[start of RECORDS SHOWN]

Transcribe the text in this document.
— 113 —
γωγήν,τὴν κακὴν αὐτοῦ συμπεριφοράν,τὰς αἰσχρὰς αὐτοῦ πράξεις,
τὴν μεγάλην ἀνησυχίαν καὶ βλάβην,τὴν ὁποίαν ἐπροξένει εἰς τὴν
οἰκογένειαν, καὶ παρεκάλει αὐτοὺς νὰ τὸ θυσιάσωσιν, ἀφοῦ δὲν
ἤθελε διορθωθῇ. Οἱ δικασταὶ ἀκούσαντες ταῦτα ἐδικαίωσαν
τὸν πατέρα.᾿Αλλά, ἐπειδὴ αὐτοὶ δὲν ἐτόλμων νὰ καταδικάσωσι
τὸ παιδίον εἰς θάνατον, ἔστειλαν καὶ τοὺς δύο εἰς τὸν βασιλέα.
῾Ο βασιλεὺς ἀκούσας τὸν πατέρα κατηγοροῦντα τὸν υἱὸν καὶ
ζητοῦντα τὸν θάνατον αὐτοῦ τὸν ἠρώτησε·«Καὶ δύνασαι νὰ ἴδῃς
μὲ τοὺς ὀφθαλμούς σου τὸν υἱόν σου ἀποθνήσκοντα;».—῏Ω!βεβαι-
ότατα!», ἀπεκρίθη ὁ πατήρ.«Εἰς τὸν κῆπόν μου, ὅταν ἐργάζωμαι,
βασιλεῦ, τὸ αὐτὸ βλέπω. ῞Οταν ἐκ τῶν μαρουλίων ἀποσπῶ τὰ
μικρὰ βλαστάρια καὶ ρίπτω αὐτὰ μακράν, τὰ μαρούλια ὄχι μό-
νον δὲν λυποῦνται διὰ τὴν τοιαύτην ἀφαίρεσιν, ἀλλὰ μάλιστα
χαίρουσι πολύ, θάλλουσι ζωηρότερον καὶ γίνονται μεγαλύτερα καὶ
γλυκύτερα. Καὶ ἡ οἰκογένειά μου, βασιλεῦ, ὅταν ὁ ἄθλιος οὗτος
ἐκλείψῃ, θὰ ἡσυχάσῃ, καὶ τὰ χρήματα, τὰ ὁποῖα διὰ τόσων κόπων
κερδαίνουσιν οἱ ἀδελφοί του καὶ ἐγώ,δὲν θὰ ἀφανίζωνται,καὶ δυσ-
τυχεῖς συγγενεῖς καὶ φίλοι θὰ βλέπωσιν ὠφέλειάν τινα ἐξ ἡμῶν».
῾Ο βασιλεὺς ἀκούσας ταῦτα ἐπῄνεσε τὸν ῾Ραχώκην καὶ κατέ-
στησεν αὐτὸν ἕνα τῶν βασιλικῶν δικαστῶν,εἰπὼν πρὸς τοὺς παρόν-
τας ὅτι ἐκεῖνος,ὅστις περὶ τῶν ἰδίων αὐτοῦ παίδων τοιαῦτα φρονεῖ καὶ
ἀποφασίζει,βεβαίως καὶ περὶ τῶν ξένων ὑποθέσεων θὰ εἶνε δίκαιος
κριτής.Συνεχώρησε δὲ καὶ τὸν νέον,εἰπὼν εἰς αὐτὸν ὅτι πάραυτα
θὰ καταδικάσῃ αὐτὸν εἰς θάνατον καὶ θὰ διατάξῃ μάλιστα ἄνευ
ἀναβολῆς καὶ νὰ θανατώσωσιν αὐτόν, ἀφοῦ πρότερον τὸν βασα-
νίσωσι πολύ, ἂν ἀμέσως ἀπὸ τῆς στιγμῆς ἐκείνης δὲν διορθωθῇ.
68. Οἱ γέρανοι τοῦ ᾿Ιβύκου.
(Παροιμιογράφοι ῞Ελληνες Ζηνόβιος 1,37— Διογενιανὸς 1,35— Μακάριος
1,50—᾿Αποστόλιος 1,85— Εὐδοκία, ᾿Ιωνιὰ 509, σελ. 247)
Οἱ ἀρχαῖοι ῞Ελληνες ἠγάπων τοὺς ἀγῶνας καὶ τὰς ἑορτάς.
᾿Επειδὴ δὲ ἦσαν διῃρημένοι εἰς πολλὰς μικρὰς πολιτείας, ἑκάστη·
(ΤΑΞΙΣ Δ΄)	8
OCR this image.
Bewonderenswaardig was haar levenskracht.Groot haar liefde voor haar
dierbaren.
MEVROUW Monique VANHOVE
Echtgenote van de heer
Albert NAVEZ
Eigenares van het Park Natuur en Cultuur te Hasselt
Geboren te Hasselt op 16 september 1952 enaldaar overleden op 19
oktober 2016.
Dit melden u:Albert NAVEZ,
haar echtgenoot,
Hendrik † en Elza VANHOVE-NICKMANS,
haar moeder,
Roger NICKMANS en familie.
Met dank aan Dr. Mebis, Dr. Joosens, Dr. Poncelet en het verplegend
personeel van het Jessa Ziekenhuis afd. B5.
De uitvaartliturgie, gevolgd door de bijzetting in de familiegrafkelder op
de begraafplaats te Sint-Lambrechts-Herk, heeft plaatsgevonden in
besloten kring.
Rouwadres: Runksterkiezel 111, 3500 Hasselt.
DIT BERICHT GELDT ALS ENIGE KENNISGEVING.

[end of RECORDS SHOWN]

GIVEN REQUEST :: Extract every line containing the string "βασιλεὺς" from the material.

REPLY ::
῾Ο βασιλεὺς ἀκούσας τὸν πατέρα κατηγοροῦντα τὸν υἱὸν καὶ
῾Ο βασιλεὺς ἀκούσας ταῦτα ἐπῄνεσε τὸν ῾Ραχώκην καὶ κατέ-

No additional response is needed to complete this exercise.